[WRITTEN TASK]
Everything in the listing except the pictures should be written out exactly.
═══
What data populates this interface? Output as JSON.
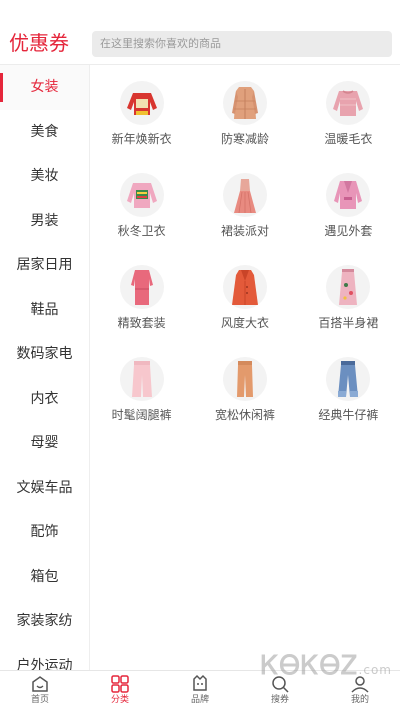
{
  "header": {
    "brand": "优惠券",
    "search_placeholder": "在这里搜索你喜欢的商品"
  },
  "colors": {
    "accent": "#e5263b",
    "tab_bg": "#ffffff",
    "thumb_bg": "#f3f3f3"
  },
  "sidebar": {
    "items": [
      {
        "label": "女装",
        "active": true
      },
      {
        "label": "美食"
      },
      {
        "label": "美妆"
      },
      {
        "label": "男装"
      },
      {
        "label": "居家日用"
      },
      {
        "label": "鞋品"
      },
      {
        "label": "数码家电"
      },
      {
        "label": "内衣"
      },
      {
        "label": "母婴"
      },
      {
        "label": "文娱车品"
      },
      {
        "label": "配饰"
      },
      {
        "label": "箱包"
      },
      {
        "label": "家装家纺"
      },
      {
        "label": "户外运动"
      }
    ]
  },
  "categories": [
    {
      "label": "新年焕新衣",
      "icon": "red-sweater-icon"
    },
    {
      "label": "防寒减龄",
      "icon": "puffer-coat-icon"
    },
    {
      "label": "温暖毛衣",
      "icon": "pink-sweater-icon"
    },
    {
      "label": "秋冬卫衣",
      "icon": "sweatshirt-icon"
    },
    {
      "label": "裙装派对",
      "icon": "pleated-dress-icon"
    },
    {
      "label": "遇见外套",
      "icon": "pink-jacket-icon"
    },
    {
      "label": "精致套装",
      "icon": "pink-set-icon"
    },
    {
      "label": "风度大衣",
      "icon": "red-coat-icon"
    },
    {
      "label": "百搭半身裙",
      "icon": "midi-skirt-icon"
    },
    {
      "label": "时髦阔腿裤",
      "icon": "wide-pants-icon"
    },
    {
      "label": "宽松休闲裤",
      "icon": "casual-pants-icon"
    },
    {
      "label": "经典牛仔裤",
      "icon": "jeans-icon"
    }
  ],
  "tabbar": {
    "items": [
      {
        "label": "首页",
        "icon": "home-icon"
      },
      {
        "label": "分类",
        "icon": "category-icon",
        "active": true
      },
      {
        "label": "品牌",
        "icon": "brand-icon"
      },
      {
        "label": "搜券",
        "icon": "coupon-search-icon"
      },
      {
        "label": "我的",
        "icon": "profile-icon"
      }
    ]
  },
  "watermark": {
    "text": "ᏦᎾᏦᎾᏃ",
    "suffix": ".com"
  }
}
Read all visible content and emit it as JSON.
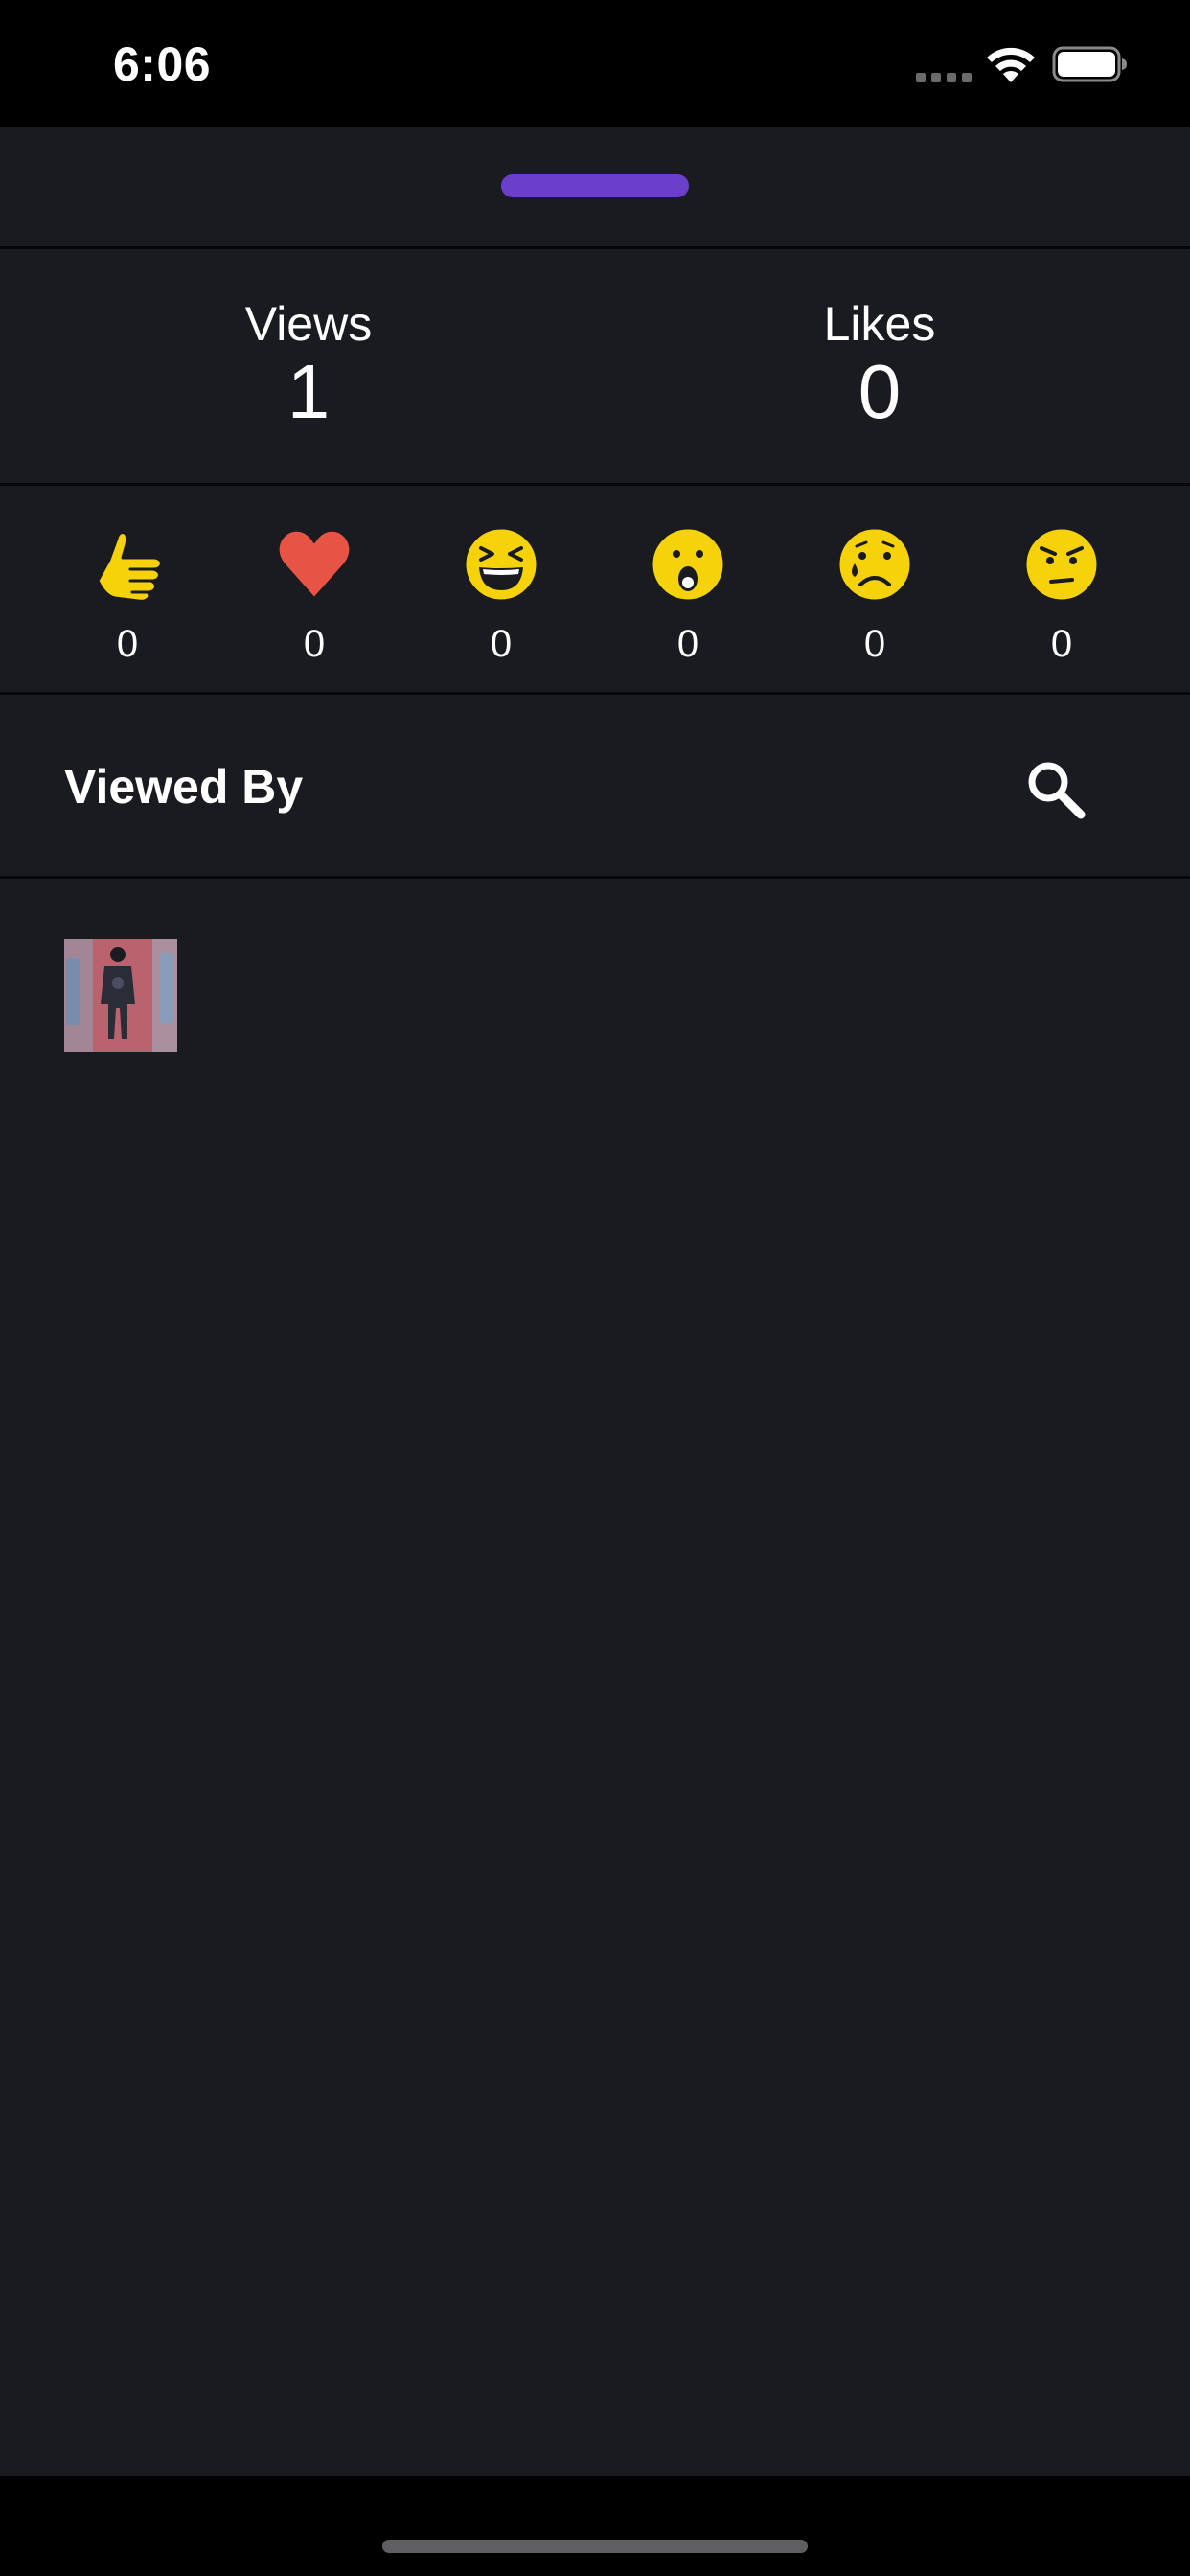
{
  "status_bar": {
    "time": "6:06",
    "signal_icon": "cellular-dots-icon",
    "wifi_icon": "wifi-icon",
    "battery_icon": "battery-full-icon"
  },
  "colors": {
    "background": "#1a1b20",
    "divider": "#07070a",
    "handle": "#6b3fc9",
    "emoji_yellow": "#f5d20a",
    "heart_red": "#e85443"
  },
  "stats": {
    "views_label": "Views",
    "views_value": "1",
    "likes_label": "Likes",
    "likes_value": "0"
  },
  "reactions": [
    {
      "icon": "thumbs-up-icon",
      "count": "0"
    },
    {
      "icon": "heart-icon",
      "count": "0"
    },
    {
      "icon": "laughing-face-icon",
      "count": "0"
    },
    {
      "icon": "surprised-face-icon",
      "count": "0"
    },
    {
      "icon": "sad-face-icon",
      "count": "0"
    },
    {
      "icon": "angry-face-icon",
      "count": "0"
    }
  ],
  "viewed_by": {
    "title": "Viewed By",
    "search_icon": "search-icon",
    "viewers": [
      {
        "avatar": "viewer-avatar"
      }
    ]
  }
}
═══
[THE RESPONSE]
What data populates this interface? Output as JSON.
{
  "header": {
    "brand": "优惠券",
    "search_placeholder": "在这里搜索你喜欢的商品"
  },
  "colors": {
    "accent": "#e5263b",
    "tab_bg": "#ffffff",
    "thumb_bg": "#f3f3f3"
  },
  "sidebar": {
    "items": [
      {
        "label": "女装",
        "active": true
      },
      {
        "label": "美食"
      },
      {
        "label": "美妆"
      },
      {
        "label": "男装"
      },
      {
        "label": "居家日用"
      },
      {
        "label": "鞋品"
      },
      {
        "label": "数码家电"
      },
      {
        "label": "内衣"
      },
      {
        "label": "母婴"
      },
      {
        "label": "文娱车品"
      },
      {
        "label": "配饰"
      },
      {
        "label": "箱包"
      },
      {
        "label": "家装家纺"
      },
      {
        "label": "户外运动"
      }
    ]
  },
  "categories": [
    {
      "label": "新年焕新衣",
      "icon": "red-sweater-icon"
    },
    {
      "label": "防寒减龄",
      "icon": "puffer-coat-icon"
    },
    {
      "label": "温暖毛衣",
      "icon": "pink-sweater-icon"
    },
    {
      "label": "秋冬卫衣",
      "icon": "sweatshirt-icon"
    },
    {
      "label": "裙装派对",
      "icon": "pleated-dress-icon"
    },
    {
      "label": "遇见外套",
      "icon": "pink-jacket-icon"
    },
    {
      "label": "精致套装",
      "icon": "pink-set-icon"
    },
    {
      "label": "风度大衣",
      "icon": "red-coat-icon"
    },
    {
      "label": "百搭半身裙",
      "icon": "midi-skirt-icon"
    },
    {
      "label": "时髦阔腿裤",
      "icon": "wide-pants-icon"
    },
    {
      "label": "宽松休闲裤",
      "icon": "casual-pants-icon"
    },
    {
      "label": "经典牛仔裤",
      "icon": "jeans-icon"
    }
  ],
  "tabbar": {
    "items": [
      {
        "label": "首页",
        "icon": "home-icon"
      },
      {
        "label": "分类",
        "icon": "category-icon",
        "active": true
      },
      {
        "label": "品牌",
        "icon": "brand-icon"
      },
      {
        "label": "搜券",
        "icon": "coupon-search-icon"
      },
      {
        "label": "我的",
        "icon": "profile-icon"
      }
    ]
  },
  "watermark": {
    "text": "ᏦᎾᏦᎾᏃ",
    "suffix": ".com"
  }
}
Read all visible content and emit it as JSON.
{
  "status_bar": {
    "time": "6:06",
    "signal_icon": "cellular-dots-icon",
    "wifi_icon": "wifi-icon",
    "battery_icon": "battery-full-icon"
  },
  "colors": {
    "background": "#1a1b20",
    "divider": "#07070a",
    "handle": "#6b3fc9",
    "emoji_yellow": "#f5d20a",
    "heart_red": "#e85443"
  },
  "stats": {
    "views_label": "Views",
    "views_value": "1",
    "likes_label": "Likes",
    "likes_value": "0"
  },
  "reactions": [
    {
      "icon": "thumbs-up-icon",
      "count": "0"
    },
    {
      "icon": "heart-icon",
      "count": "0"
    },
    {
      "icon": "laughing-face-icon",
      "count": "0"
    },
    {
      "icon": "surprised-face-icon",
      "count": "0"
    },
    {
      "icon": "sad-face-icon",
      "count": "0"
    },
    {
      "icon": "angry-face-icon",
      "count": "0"
    }
  ],
  "viewed_by": {
    "title": "Viewed By",
    "search_icon": "search-icon",
    "viewers": [
      {
        "avatar": "viewer-avatar"
      }
    ]
  }
}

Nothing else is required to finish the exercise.